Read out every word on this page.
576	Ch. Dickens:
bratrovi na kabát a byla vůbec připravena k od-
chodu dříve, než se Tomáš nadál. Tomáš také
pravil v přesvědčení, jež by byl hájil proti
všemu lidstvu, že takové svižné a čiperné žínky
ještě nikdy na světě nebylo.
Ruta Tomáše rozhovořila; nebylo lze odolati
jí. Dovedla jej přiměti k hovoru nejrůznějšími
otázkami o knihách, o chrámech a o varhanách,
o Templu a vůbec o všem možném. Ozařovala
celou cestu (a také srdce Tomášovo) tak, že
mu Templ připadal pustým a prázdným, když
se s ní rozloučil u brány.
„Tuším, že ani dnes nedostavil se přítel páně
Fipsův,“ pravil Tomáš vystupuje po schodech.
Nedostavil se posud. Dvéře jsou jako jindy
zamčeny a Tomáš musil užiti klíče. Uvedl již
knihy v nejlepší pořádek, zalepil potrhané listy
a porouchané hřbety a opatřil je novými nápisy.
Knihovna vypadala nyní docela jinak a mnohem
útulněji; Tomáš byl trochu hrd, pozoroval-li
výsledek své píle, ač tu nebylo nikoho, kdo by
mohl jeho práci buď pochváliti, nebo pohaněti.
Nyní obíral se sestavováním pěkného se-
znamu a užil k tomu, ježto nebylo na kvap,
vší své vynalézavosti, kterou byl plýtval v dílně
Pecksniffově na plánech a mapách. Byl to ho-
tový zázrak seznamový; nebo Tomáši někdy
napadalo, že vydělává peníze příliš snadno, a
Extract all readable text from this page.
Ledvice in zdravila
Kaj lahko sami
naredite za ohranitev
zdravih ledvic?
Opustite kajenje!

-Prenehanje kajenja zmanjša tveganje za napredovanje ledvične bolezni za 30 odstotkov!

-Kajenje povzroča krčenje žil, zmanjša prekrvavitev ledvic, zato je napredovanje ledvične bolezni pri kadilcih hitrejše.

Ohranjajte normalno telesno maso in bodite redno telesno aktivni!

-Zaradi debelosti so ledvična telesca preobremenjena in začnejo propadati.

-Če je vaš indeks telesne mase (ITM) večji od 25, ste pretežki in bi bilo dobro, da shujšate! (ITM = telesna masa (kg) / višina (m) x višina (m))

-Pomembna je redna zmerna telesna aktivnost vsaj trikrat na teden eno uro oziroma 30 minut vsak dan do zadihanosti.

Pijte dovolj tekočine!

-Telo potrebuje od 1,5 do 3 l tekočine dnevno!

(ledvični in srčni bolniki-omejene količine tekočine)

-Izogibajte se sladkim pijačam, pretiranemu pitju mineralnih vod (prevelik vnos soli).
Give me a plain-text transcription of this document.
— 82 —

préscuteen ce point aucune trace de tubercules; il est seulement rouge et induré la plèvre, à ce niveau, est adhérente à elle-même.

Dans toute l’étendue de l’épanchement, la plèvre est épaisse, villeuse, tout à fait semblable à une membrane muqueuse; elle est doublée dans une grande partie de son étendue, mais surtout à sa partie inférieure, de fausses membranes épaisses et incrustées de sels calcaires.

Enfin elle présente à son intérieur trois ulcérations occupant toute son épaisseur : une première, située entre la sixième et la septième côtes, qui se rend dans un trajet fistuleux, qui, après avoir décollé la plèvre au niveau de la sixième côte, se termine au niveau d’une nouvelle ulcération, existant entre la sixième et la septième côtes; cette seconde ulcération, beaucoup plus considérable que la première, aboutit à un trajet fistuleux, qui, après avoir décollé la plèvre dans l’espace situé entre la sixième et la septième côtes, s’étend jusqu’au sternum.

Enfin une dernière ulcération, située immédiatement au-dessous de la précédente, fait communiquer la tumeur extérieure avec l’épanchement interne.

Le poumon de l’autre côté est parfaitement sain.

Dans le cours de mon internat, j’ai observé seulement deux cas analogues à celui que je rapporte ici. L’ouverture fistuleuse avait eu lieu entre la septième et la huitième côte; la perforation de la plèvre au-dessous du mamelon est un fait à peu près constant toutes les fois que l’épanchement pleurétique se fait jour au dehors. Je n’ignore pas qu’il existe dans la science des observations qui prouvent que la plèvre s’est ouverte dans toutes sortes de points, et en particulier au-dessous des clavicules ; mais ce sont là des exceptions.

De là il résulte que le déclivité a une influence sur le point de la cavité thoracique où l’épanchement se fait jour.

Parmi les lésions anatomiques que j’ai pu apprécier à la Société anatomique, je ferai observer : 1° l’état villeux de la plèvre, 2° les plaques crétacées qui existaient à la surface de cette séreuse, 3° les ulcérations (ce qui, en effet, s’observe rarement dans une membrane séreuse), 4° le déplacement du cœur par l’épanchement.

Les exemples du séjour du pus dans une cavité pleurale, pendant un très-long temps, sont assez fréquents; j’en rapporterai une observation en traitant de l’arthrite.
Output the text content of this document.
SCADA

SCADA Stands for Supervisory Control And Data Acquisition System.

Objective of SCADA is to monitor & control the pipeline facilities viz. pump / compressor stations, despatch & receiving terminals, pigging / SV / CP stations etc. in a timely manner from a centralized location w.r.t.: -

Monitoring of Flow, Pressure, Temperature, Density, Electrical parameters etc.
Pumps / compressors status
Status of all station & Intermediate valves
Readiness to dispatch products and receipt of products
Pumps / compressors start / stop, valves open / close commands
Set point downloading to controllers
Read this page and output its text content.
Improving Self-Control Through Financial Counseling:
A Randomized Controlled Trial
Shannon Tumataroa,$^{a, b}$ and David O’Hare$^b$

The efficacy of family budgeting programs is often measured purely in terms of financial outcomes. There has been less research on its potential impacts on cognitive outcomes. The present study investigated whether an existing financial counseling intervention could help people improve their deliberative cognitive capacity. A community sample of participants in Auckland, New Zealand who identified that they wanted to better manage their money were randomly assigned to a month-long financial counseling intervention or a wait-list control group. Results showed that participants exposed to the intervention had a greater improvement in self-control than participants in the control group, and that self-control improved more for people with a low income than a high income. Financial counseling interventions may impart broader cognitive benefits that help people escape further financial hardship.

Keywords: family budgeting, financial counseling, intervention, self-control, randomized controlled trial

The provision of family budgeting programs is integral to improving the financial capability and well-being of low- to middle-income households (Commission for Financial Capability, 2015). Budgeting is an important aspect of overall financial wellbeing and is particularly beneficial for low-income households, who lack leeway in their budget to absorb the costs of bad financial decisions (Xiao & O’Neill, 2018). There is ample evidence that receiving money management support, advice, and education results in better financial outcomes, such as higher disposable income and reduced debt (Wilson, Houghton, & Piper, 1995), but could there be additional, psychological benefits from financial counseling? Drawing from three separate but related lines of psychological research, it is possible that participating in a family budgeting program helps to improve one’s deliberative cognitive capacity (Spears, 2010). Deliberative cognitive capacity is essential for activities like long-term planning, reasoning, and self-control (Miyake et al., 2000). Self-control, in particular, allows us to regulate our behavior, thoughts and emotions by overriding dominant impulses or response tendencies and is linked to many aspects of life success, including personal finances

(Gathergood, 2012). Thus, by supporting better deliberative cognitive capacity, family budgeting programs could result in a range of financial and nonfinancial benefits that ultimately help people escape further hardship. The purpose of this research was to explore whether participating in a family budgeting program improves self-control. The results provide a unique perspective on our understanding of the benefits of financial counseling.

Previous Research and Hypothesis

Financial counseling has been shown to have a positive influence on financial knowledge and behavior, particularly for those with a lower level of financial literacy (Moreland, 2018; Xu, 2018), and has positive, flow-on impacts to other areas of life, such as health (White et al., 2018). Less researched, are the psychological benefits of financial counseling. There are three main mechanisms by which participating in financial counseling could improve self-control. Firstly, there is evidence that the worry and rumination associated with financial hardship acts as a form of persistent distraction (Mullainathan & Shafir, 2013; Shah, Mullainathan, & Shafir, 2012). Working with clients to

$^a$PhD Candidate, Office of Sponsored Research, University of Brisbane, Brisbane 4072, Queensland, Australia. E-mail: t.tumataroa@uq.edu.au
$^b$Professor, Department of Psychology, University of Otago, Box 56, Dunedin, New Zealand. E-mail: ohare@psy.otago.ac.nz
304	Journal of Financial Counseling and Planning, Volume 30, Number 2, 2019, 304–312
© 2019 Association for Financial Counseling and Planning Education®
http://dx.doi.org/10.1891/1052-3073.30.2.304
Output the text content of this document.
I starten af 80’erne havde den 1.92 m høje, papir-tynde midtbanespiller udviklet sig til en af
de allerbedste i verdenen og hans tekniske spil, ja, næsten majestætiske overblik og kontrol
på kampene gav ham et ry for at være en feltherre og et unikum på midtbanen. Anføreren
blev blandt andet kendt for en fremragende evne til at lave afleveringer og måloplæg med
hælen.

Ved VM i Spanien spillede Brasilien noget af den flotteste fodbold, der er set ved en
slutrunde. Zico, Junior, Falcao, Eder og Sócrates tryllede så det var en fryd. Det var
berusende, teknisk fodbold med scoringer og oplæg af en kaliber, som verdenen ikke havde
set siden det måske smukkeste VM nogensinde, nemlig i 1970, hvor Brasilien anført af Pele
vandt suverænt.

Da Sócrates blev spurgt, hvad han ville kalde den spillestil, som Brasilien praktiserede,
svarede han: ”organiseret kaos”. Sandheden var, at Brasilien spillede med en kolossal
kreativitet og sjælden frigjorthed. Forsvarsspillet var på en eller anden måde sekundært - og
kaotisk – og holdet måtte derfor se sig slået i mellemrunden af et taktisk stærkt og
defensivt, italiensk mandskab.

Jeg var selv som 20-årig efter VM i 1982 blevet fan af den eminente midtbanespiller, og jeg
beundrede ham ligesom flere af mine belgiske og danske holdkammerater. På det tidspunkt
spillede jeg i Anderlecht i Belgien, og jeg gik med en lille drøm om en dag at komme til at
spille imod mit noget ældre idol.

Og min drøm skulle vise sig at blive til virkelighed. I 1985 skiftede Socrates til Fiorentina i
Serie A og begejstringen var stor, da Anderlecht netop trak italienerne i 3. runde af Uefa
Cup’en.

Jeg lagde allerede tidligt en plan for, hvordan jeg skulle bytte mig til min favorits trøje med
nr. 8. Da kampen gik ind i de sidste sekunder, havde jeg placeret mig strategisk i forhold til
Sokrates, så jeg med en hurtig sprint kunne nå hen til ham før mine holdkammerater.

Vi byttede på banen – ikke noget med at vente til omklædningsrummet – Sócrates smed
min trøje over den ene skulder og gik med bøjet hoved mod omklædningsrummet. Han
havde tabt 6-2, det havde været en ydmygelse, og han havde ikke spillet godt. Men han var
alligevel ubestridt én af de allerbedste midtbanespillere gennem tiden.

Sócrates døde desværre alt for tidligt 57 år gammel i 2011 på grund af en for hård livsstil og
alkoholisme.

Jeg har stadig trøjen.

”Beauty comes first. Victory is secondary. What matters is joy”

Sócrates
****************************************
GIVEN PROBLEM » Copy each line of the records above that carries the word "verdenen".

FULL RESPONSE »
de allerbedste i verdenen og hans tekniske spil, ja, næsten majestætiske overblik og kontrol
berusende, teknisk fodbold med scoringer og oplæg af en kaliber, som verdenen ikke havde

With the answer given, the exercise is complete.